Requirement a: According to the text on the Lent-to-Pentecost plan, why is this date a fitting choice for the International Day for the Right to the Truth Concerning Gross Human Rights Violations and for the Dignity of Victims? Answer in one to three sentences.

======== Text provided

It is fitting that this date is set as an "International Day for the Right to the Truth Concerning Gross Human Rights Violations and for the Dignity of Victims". This recognises the way he actively denounced violations of the human rights of the most vulnerable people and defended the principles of protecting lives, promoting human dignity and opposing all forms of violence.


This plan covers not only this date but also the seasons of Lent and Easter and takes us through to Pentecost. Time for us to consider who we are, whose we are and how we can respond in all our living as individuals and communities, in our local church and circuit.


Often, I look around and wonder what difference is being made by our faithful living. Two years ago I found this reflection accredited to Oscar Romero but according to other sources never spoken by him. I used it at the circuit meeting in June 2018 after we had reflected on the situations we were facing and in conversation and in body had said we would stand by each other to support the missions we all had in the communities. How do we see that commitment two years on?


I invite you to read this piece and perhaps use it as a reflection to accompany through this plan. What might God be saying to us now?

It helps, now and then, to step back and take a long view.

================
======== Provided records

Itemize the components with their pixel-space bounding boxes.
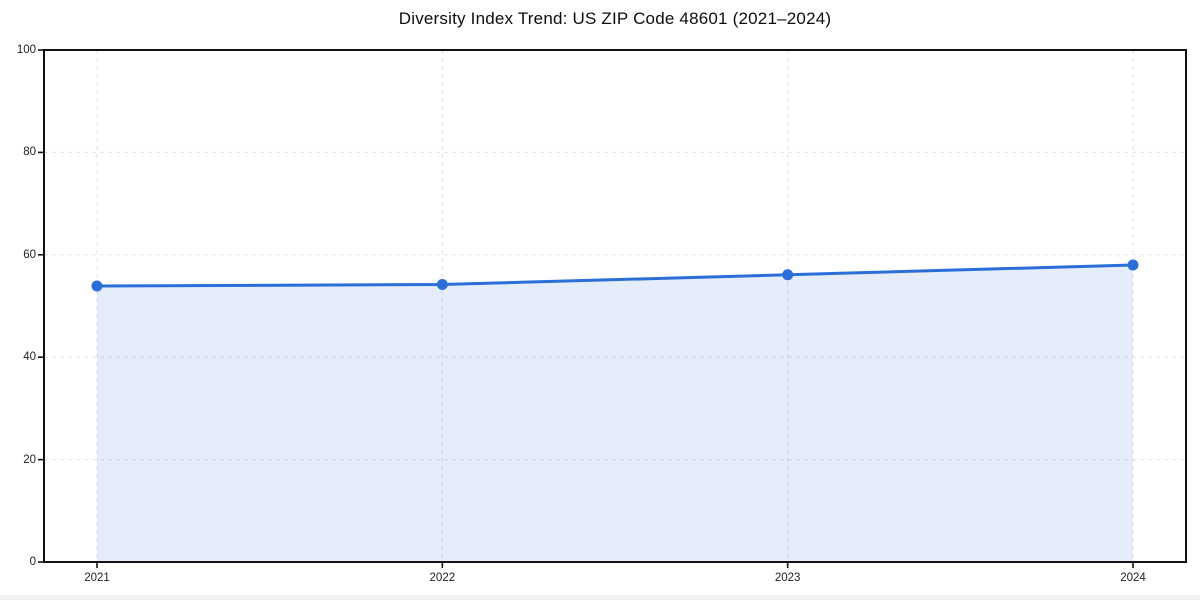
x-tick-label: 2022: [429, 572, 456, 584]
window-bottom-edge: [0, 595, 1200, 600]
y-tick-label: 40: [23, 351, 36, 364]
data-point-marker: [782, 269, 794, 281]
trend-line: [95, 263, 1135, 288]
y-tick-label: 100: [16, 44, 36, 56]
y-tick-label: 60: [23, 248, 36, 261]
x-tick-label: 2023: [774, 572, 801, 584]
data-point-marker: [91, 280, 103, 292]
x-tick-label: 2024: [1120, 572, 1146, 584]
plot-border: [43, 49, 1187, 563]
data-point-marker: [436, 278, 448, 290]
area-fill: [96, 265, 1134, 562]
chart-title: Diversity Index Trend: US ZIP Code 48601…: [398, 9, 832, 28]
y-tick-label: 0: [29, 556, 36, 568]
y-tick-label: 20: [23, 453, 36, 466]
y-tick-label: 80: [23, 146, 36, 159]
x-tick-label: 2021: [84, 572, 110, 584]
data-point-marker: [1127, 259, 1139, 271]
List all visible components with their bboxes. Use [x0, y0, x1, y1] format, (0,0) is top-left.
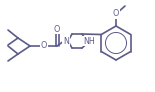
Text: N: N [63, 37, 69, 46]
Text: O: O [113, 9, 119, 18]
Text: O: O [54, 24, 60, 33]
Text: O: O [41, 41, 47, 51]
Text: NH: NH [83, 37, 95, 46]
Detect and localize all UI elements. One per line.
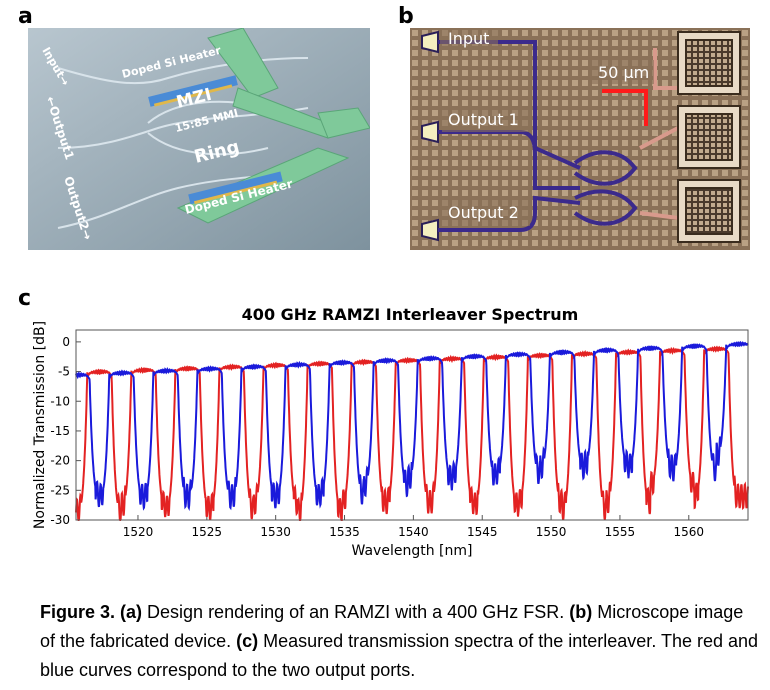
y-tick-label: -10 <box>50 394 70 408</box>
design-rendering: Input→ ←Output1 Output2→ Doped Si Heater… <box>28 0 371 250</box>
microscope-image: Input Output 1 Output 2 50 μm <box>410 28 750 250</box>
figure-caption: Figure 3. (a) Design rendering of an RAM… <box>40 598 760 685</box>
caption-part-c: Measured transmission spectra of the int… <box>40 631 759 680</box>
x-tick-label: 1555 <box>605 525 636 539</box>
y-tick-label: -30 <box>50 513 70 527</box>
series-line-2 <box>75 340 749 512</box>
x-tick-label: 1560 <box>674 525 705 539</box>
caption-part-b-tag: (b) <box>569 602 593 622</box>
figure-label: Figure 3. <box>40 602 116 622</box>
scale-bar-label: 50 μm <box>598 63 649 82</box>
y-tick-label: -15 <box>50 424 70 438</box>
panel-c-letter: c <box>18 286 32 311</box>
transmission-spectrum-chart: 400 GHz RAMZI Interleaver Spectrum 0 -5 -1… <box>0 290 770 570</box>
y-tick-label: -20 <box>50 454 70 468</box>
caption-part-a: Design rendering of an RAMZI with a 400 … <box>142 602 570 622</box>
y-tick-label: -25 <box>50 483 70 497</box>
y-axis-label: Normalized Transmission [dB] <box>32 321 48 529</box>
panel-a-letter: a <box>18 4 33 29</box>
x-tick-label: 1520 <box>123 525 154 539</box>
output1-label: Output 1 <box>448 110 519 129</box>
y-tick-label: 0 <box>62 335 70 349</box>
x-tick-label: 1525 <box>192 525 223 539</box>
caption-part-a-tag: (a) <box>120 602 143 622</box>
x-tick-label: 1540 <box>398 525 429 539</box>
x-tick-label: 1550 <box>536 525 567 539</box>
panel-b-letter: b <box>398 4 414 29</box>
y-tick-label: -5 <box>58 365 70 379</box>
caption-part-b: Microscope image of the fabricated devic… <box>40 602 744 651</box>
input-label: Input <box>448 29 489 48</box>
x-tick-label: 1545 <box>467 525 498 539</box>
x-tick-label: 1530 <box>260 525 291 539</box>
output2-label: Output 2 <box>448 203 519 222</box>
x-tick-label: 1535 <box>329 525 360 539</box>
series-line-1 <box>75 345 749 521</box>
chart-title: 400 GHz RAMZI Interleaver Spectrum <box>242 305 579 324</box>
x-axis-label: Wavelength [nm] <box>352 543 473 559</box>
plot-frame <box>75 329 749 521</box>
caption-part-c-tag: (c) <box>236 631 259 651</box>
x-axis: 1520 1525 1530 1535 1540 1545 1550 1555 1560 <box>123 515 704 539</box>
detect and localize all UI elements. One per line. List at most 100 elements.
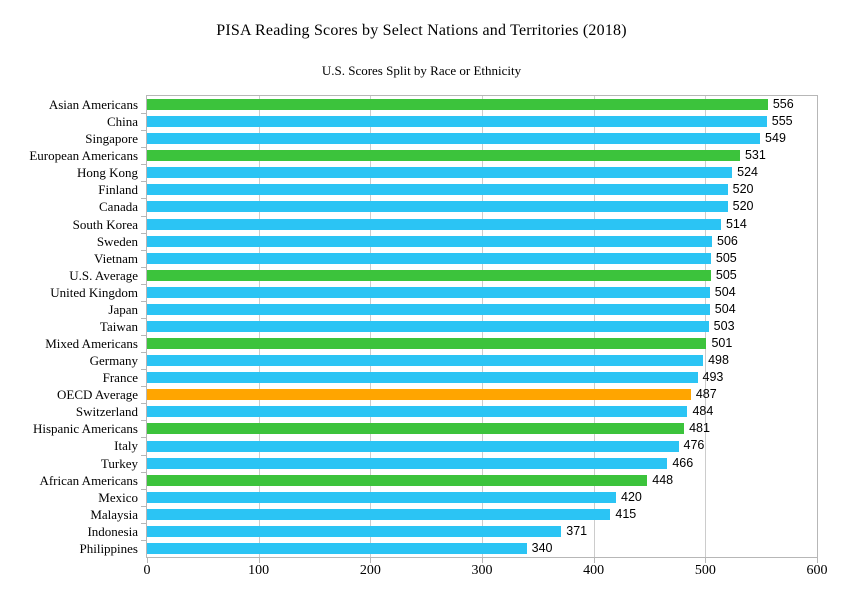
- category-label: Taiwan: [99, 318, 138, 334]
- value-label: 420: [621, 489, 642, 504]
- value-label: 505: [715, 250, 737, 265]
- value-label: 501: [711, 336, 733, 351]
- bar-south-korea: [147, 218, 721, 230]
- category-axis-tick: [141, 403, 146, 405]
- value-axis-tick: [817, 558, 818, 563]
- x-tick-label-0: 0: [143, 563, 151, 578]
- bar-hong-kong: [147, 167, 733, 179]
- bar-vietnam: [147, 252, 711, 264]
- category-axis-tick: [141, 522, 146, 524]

================

Requirement b: Output a verbatim copy of the rows, beginning at the row that has "y-tick-label: -10 <box>50 394 70 408</box>" and stopping after the row that has "figure-label: Figure 3.".

Reply a: The date is fitting because it recognizes how he actively denounced violations of the human rights of the most vulnerable people. It also honors his defense of protecting lives, promoting human dignity and opposing all forms of violence.

Reply b:
y-tick-label: -10 <box>50 394 70 408</box>
design-rendering: Input→ ←Output1 Output2→ Doped Si Heater… <box>28 0 371 250</box>
microscope-image: Input Output 1 Output 2 50 μm <box>410 28 750 250</box>
figure-caption: Figure 3. (a) Design rendering of an RAM… <box>40 598 760 685</box>
caption-part-c: Measured transmission spectra of the int… <box>40 631 759 680</box>
x-tick-label: 1555 <box>605 525 636 539</box>
y-tick-label: -30 <box>50 513 70 527</box>
series-line-2 <box>75 340 749 512</box>
x-tick-label: 1560 <box>674 525 705 539</box>
caption-part-b-tag: (b) <box>569 602 593 622</box>
figure-label: Figure 3. <box>40 602 116 622</box>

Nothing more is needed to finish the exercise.